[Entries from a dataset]

** Start **

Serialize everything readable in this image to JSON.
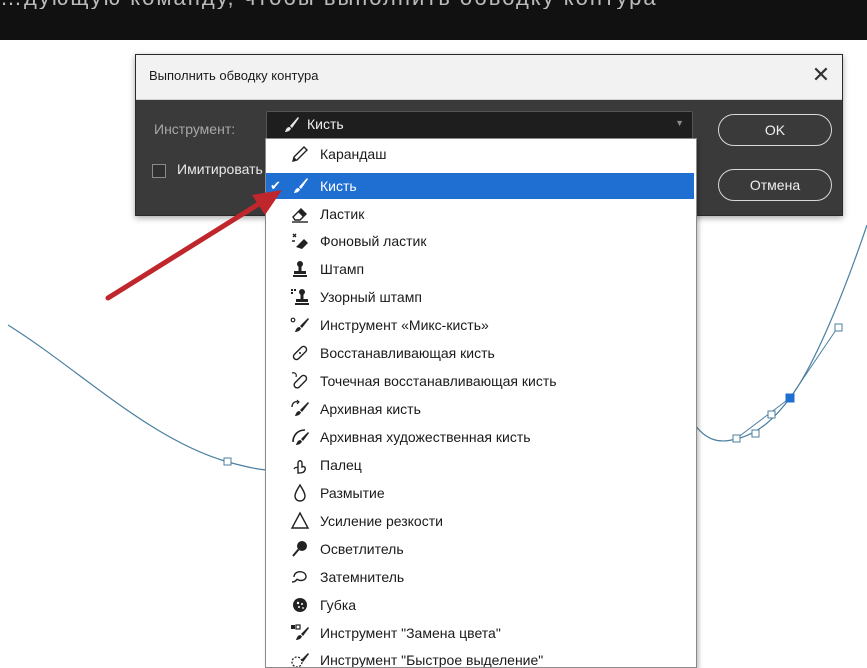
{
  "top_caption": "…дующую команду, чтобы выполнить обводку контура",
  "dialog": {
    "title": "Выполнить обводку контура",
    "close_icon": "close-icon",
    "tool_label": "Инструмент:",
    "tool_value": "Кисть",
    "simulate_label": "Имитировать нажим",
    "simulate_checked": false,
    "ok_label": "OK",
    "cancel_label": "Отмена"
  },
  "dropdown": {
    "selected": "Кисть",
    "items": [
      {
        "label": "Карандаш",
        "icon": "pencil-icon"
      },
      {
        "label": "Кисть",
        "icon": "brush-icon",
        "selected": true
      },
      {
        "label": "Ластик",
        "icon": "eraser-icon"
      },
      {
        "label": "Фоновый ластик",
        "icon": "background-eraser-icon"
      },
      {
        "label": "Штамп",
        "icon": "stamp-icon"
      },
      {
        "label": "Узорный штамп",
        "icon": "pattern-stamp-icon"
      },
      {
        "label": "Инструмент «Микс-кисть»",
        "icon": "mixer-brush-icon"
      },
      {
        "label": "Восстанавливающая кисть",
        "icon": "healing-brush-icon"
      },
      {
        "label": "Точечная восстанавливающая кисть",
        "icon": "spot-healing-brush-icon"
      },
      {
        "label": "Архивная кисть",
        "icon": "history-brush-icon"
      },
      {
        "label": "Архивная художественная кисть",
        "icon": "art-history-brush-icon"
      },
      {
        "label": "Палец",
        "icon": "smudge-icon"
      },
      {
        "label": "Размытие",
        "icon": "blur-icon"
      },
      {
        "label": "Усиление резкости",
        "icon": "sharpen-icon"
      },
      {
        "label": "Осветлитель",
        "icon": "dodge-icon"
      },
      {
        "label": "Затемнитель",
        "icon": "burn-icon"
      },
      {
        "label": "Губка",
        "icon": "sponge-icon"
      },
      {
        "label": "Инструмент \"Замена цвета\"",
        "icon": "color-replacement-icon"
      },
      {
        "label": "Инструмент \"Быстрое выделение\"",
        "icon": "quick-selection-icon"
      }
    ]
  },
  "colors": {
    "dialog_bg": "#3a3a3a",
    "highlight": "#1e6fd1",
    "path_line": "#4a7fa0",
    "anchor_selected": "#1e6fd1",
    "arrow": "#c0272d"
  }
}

** End **
** Start **

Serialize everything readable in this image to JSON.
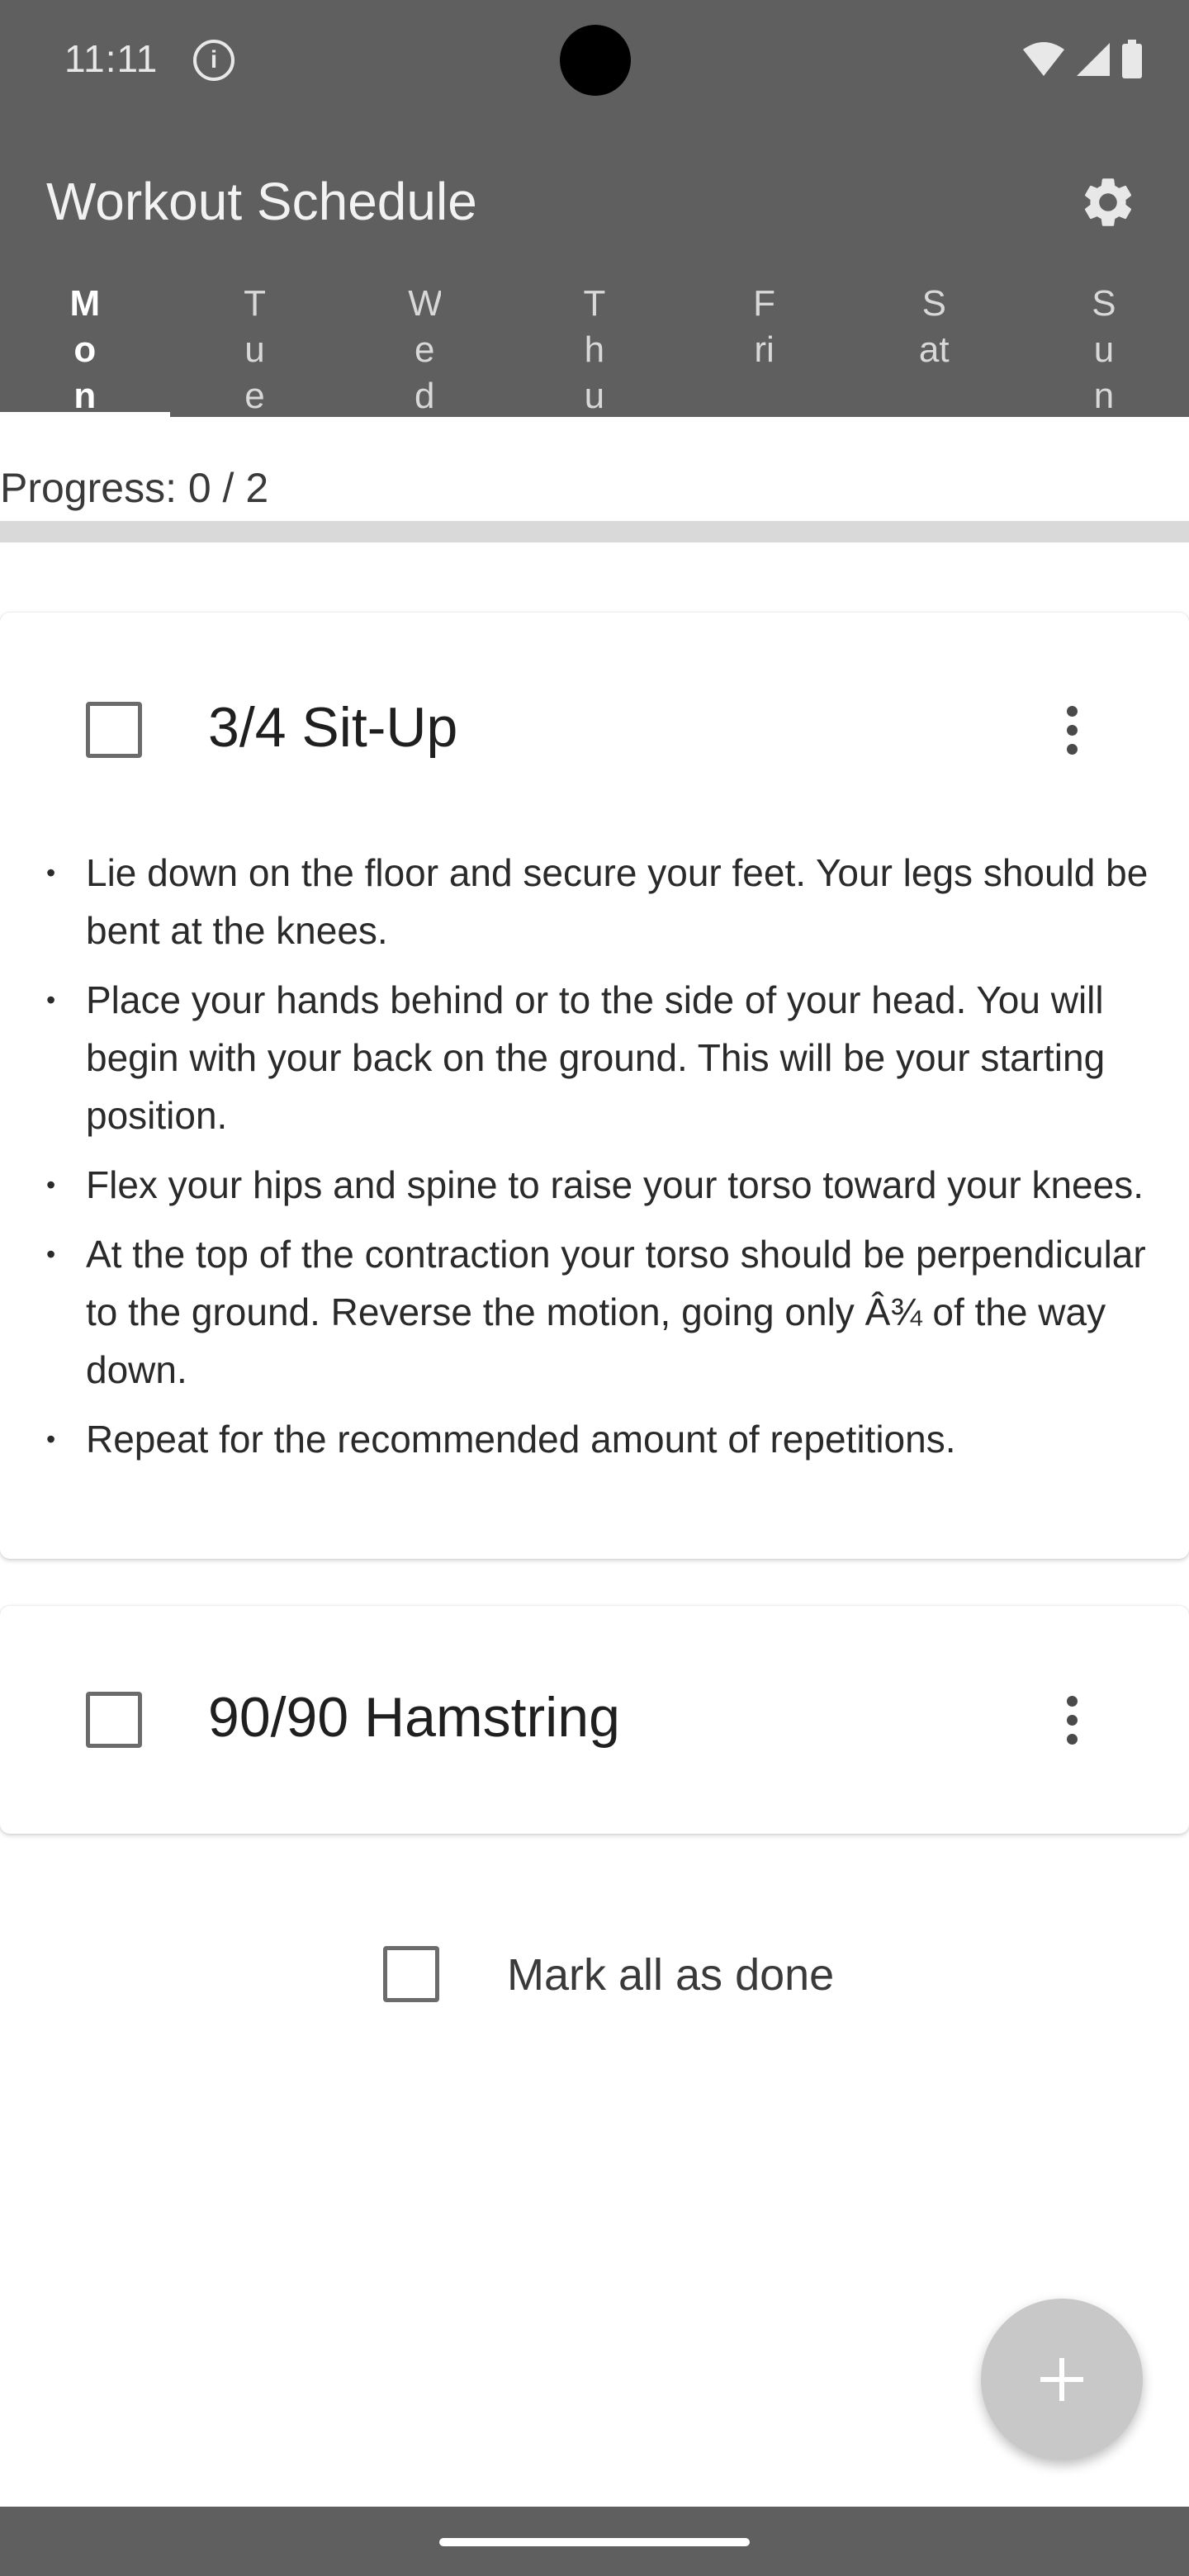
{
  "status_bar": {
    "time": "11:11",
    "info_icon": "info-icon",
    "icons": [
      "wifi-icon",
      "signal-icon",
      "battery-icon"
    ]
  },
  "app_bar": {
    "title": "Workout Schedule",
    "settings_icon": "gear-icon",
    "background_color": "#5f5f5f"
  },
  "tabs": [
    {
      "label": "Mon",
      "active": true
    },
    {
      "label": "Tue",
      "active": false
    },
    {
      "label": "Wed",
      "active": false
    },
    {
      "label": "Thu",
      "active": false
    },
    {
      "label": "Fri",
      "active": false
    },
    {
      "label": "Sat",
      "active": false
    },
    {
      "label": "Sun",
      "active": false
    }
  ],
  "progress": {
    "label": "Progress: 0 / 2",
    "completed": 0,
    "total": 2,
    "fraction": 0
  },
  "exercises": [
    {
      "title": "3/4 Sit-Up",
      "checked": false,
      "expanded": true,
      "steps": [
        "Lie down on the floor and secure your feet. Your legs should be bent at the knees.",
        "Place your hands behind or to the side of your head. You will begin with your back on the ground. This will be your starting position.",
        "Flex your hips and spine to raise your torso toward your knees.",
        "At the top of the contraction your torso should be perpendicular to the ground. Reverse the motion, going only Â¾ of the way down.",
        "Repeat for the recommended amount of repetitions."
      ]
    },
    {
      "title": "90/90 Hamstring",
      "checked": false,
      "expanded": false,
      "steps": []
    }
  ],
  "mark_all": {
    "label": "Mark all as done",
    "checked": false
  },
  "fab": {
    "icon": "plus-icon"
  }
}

** End **
** Start **

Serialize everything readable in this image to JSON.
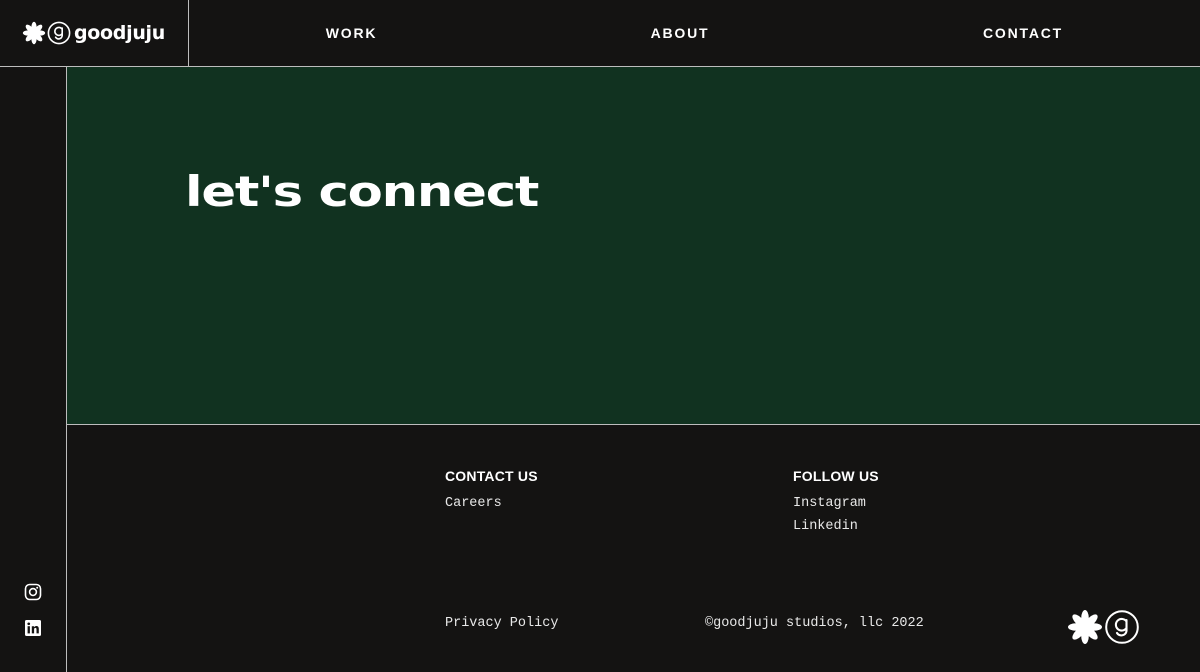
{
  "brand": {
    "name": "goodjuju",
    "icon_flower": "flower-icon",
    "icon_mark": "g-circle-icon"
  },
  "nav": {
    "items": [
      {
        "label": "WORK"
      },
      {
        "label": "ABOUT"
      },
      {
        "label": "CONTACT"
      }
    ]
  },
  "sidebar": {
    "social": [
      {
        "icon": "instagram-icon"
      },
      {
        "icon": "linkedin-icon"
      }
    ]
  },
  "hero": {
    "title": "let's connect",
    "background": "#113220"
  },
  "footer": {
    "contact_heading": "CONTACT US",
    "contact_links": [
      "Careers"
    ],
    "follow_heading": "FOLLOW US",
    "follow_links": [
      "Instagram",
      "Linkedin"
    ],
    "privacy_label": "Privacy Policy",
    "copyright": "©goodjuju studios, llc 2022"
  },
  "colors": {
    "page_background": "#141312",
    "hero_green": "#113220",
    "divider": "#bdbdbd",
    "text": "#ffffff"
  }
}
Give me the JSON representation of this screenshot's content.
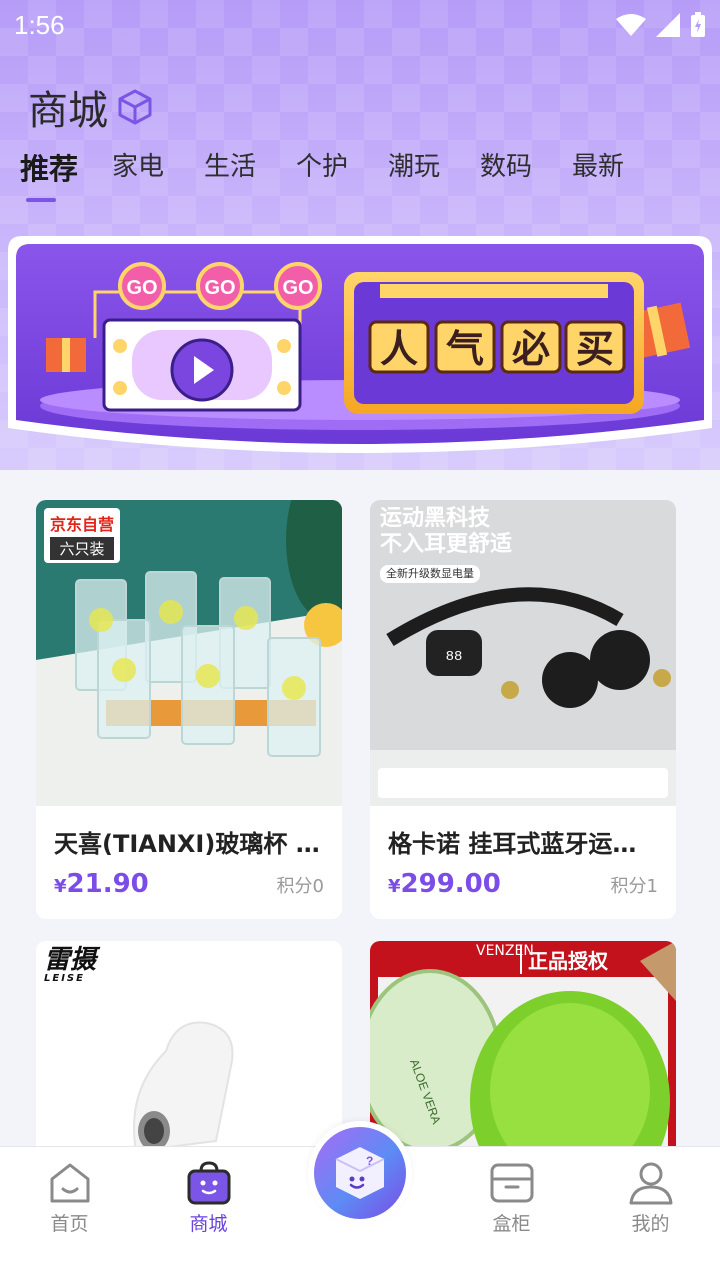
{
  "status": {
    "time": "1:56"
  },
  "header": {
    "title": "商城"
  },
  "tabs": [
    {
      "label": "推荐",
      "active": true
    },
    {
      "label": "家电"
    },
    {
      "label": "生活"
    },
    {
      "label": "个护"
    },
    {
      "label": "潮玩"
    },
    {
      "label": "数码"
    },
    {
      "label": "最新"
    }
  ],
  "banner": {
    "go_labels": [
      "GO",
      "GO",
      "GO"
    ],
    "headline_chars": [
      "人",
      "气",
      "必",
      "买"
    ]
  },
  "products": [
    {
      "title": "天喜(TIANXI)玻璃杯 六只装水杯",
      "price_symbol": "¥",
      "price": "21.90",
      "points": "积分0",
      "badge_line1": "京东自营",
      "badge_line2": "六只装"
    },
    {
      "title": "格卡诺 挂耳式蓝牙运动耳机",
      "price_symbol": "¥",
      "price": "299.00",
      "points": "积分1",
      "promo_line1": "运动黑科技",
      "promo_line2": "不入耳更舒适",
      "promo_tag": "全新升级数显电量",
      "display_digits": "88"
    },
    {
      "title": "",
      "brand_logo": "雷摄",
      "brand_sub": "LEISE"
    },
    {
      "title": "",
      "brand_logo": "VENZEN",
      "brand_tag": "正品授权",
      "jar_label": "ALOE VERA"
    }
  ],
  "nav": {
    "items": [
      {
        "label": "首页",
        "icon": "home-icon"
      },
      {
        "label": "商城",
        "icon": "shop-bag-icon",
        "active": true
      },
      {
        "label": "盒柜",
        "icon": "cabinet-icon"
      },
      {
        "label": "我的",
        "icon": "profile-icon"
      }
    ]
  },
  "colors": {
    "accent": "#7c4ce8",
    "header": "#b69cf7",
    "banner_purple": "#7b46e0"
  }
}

** End **

→ What to work on
From the entries above, return each line with the word "torso" in it.

→ Result
        "Flex your hips and spine to raise your torso toward your knees.",
        "At the top of the contraction your torso should be perpendicular to the ground. Reverse the motion, going only Â¾ of the way down.",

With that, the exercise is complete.